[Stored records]
■ ■ ■ ■ ■ ■ ■

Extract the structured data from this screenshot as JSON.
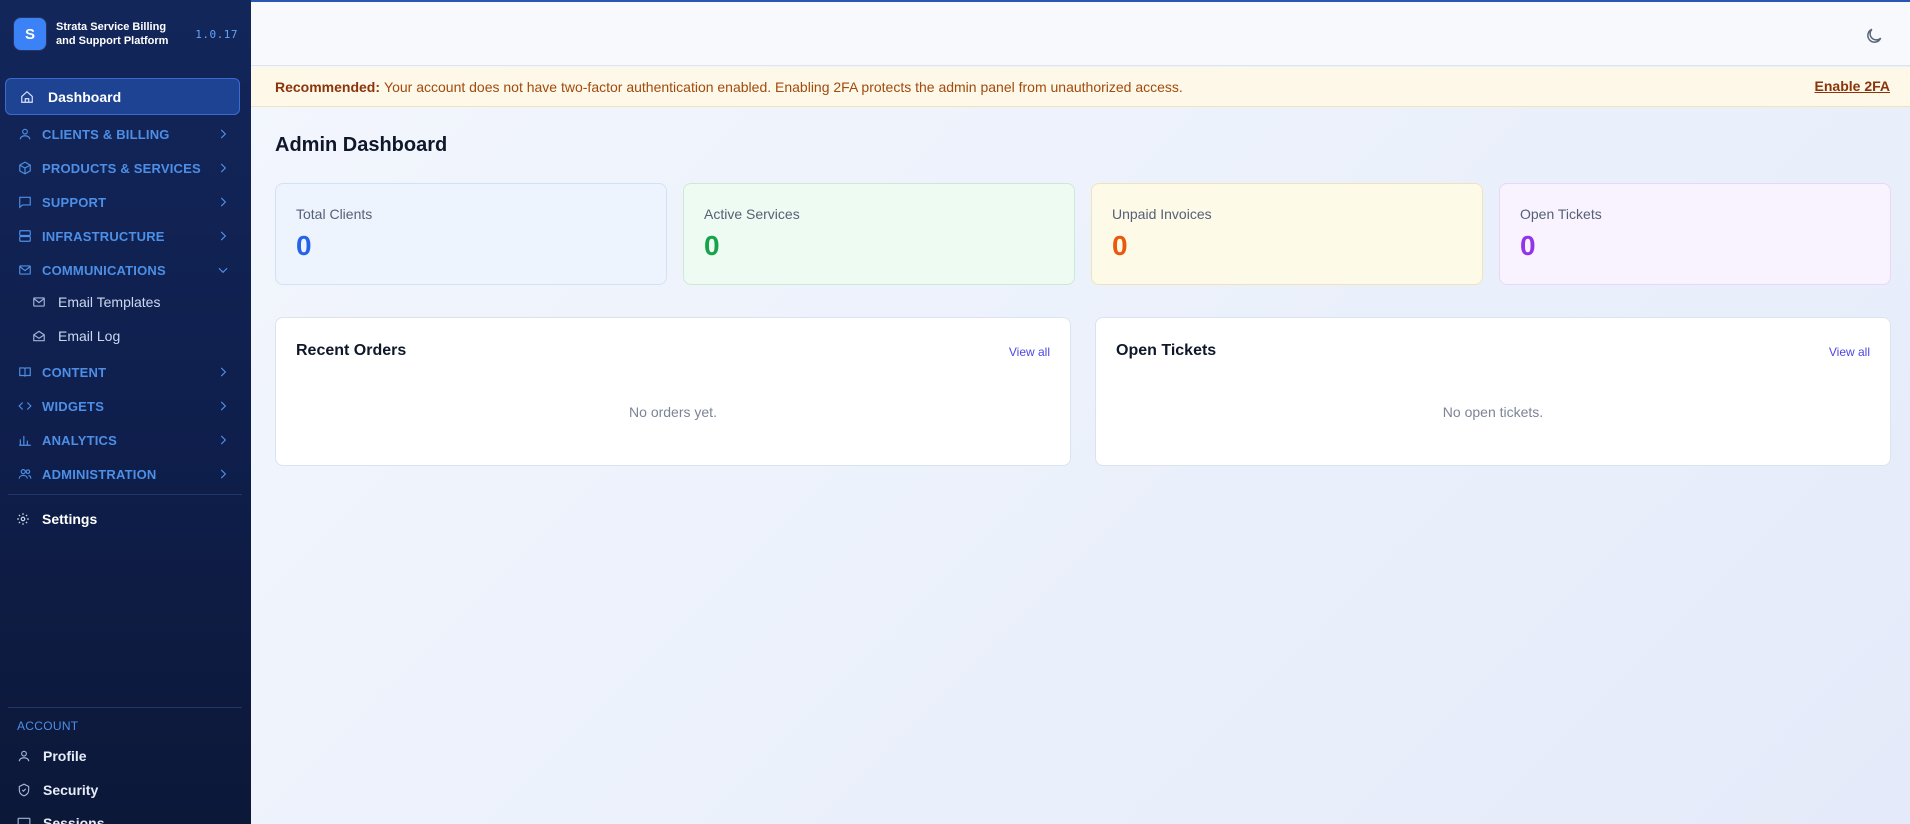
{
  "brand": {
    "logo_letter": "S",
    "name": "Strata Service Billing and Support Platform",
    "version": "1.0.17"
  },
  "sidebar": {
    "active_item": {
      "label": "Dashboard",
      "icon": "home-icon"
    },
    "groups": [
      {
        "label": "CLIENTS & BILLING",
        "icon": "users-icon",
        "expanded": false
      },
      {
        "label": "PRODUCTS & SERVICES",
        "icon": "package-icon",
        "expanded": false
      },
      {
        "label": "SUPPORT",
        "icon": "message-square-icon",
        "expanded": false
      },
      {
        "label": "INFRASTRUCTURE",
        "icon": "server-icon",
        "expanded": false
      },
      {
        "label": "COMMUNICATIONS",
        "icon": "mail-icon",
        "expanded": true
      },
      {
        "label": "CONTENT",
        "icon": "book-icon",
        "expanded": false
      },
      {
        "label": "WIDGETS",
        "icon": "code-icon",
        "expanded": false
      },
      {
        "label": "ANALYTICS",
        "icon": "bar-chart-icon",
        "expanded": false
      },
      {
        "label": "ADMINISTRATION",
        "icon": "user-group-icon",
        "expanded": false
      }
    ],
    "communications_items": [
      {
        "label": "Email Templates",
        "icon": "mail-icon"
      },
      {
        "label": "Email Log",
        "icon": "mail-open-icon"
      }
    ],
    "settings": {
      "label": "Settings",
      "icon": "gear-icon"
    },
    "account": {
      "title": "ACCOUNT",
      "items": [
        {
          "label": "Profile",
          "icon": "user-icon"
        },
        {
          "label": "Security",
          "icon": "shield-icon"
        },
        {
          "label": "Sessions",
          "icon": "monitor-icon"
        }
      ]
    }
  },
  "header": {
    "theme_toggle_icon": "moon-icon"
  },
  "banner": {
    "strong": "Recommended:",
    "text": "Your account does not have two-factor authentication enabled. Enabling 2FA protects the admin panel from unauthorized access.",
    "link": "Enable 2FA"
  },
  "page": {
    "title": "Admin Dashboard"
  },
  "stats": [
    {
      "label": "Total Clients",
      "value": "0",
      "color": "#2563eb",
      "bg": "#eef4fd"
    },
    {
      "label": "Active Services",
      "value": "0",
      "color": "#16a34a",
      "bg": "#eefbf2"
    },
    {
      "label": "Unpaid Invoices",
      "value": "0",
      "color": "#ea580c",
      "bg": "#fefae8"
    },
    {
      "label": "Open Tickets",
      "value": "0",
      "color": "#9333ea",
      "bg": "#f8f3fe"
    }
  ],
  "cards": [
    {
      "title": "Recent Orders",
      "view_all": "View all",
      "empty": "No orders yet."
    },
    {
      "title": "Open Tickets",
      "view_all": "View all",
      "empty": "No open tickets."
    }
  ]
}
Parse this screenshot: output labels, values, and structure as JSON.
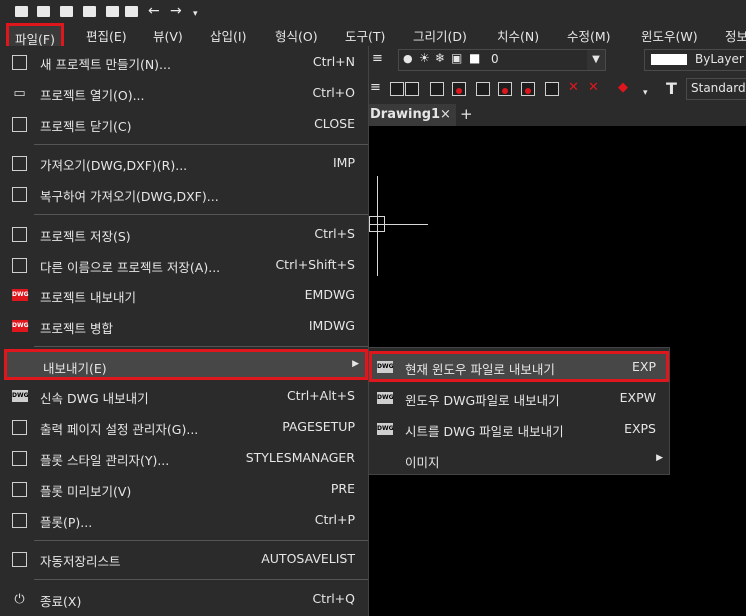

■ ■ ■ ■ ■ ■ ■

THE EXERCISE: Extract every line above that contains the word "JSON".

EXERCISE RESPONSE:
Extract the structured data from this screenshot as JSON.
Parse this screenshot: output labels, values, and structure as JSON.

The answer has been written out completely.